Records from a dataset
---+---

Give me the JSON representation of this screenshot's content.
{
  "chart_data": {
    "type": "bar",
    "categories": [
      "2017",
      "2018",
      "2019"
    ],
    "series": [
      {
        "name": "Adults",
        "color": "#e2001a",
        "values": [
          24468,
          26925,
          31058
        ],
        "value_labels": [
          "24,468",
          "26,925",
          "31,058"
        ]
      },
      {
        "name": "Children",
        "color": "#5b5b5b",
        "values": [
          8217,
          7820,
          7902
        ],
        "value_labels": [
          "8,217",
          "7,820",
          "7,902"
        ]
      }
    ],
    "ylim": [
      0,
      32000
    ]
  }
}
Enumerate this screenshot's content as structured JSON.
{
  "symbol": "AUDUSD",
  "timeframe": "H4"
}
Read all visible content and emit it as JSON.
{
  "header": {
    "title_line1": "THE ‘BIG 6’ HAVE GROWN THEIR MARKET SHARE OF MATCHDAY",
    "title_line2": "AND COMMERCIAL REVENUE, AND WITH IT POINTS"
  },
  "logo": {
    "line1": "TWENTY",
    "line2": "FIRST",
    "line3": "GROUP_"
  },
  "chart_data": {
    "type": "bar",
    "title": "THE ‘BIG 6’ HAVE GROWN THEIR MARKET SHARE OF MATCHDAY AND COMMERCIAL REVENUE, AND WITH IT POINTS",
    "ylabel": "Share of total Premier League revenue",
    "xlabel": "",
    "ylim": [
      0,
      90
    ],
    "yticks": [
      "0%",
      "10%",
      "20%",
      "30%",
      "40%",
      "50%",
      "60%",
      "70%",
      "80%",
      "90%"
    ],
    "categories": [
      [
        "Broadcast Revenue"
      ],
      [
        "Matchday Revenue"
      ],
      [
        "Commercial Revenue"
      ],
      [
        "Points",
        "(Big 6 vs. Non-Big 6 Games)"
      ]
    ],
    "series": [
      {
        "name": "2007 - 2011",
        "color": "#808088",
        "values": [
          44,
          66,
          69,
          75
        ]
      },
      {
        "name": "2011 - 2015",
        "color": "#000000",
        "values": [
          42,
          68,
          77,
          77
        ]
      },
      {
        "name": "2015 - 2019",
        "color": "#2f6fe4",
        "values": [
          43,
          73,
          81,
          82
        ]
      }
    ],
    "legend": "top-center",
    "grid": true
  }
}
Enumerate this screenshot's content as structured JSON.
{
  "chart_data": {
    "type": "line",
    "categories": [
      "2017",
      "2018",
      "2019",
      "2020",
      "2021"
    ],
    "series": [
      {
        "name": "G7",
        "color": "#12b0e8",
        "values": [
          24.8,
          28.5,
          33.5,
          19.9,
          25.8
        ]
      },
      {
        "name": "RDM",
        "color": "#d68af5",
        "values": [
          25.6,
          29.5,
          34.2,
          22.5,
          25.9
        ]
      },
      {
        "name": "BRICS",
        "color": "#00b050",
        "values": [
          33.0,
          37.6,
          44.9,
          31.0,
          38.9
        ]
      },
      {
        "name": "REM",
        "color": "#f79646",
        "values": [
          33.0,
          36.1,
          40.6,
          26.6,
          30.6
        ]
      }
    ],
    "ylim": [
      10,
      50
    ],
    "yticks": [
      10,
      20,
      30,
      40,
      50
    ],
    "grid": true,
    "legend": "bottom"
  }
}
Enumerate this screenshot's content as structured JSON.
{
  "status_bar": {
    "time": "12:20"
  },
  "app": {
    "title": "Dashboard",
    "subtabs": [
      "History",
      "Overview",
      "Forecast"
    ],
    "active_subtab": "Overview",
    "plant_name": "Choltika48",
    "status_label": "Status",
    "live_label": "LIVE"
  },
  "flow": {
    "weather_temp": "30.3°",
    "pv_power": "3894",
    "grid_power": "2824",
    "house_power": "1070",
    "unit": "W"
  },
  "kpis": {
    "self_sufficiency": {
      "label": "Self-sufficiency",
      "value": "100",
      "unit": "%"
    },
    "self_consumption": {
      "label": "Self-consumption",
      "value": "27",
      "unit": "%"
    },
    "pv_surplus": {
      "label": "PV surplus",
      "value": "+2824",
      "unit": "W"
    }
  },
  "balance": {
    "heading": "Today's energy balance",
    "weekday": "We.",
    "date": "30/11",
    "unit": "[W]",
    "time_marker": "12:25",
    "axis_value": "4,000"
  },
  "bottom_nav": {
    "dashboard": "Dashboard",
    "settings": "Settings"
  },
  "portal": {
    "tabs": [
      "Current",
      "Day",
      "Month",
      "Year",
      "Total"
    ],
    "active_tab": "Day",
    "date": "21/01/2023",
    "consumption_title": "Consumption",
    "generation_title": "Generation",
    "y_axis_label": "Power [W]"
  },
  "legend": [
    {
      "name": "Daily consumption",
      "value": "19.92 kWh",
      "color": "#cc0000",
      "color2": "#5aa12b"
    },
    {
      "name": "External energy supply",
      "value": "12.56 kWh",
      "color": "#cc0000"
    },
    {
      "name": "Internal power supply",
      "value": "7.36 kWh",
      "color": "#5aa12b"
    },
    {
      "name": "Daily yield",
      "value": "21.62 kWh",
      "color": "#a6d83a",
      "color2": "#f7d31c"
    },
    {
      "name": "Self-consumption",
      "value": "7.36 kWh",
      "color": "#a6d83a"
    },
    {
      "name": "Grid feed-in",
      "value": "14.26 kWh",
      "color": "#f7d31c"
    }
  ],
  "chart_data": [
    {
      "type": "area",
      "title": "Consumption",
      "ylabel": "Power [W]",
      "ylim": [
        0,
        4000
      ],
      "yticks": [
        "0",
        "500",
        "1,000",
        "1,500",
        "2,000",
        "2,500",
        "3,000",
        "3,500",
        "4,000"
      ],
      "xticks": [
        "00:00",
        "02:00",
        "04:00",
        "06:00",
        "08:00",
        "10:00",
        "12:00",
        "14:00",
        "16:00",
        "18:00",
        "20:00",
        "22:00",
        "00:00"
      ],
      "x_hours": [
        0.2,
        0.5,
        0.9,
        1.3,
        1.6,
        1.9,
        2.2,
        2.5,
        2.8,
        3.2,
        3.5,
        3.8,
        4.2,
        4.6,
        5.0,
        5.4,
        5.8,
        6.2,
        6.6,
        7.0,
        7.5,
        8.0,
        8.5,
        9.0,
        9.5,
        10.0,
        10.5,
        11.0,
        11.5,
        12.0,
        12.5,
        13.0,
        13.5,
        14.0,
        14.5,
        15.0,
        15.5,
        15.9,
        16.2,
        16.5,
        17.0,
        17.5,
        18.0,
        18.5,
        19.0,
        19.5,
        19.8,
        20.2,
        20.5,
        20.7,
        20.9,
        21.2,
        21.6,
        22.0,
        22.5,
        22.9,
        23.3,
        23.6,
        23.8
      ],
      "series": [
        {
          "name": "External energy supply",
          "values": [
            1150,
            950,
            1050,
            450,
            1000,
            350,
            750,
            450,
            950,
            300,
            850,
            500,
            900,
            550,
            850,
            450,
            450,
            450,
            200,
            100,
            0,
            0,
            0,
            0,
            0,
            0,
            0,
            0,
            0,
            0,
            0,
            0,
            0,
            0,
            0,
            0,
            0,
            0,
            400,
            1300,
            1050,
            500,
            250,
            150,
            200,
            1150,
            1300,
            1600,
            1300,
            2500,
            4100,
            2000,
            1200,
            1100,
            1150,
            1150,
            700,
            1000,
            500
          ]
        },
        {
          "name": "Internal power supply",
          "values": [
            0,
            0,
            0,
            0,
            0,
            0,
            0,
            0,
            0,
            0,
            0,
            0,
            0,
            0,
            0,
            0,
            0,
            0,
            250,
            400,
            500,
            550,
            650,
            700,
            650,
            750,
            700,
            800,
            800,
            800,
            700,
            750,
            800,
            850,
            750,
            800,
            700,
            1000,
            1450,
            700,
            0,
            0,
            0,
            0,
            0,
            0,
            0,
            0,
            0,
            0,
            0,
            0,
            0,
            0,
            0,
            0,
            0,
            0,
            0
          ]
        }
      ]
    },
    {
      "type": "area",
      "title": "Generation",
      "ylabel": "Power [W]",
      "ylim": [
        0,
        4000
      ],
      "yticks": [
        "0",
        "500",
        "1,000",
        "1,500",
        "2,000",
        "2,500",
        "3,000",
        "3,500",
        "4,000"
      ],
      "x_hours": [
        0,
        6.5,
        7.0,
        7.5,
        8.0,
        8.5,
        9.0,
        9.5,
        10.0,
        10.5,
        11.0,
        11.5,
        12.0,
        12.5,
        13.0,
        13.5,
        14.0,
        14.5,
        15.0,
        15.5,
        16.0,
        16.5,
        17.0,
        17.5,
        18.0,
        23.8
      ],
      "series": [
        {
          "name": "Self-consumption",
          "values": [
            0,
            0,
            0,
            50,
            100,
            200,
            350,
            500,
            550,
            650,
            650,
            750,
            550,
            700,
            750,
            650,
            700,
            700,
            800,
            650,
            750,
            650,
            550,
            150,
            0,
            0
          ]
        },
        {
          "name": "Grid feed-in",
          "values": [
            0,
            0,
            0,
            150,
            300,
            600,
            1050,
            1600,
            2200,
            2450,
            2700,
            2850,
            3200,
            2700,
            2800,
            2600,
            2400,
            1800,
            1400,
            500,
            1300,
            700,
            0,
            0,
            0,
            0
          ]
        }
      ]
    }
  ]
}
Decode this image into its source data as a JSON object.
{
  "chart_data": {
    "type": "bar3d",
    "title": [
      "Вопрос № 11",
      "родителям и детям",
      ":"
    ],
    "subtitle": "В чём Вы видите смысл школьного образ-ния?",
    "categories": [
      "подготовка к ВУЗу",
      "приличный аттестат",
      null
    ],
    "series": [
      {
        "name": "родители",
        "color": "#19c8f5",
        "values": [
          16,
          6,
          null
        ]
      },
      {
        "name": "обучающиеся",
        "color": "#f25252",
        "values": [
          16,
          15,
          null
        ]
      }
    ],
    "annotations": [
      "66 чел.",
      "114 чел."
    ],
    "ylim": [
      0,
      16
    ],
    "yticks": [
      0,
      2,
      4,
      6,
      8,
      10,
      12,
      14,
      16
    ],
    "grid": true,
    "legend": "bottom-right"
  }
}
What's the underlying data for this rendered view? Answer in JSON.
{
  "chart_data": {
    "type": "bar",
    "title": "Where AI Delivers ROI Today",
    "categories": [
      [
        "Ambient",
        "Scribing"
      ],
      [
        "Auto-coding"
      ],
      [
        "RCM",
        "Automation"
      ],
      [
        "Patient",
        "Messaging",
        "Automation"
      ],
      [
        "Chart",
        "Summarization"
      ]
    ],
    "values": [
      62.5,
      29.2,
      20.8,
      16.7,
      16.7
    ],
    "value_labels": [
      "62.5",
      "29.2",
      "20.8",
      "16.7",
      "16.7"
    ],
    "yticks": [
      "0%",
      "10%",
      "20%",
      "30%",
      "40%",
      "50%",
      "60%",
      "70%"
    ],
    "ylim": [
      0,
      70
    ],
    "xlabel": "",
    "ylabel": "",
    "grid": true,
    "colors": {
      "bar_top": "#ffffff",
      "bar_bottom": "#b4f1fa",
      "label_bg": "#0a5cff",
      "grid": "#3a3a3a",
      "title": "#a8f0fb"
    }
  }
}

---+---

--- Short exercise ---
Out of the material above, select every line that holds the string "THEIR".

--- Response to the task ---
    "title_line1": "THE ‘BIG 6’ HAVE GROWN THEIR MARKET SHARE OF MATCHDAY",
    "title": "THE ‘BIG 6’ HAVE GROWN THEIR MARKET SHARE OF MATCHDAY AND COMMERCIAL REVENUE, AND WITH IT POINTS",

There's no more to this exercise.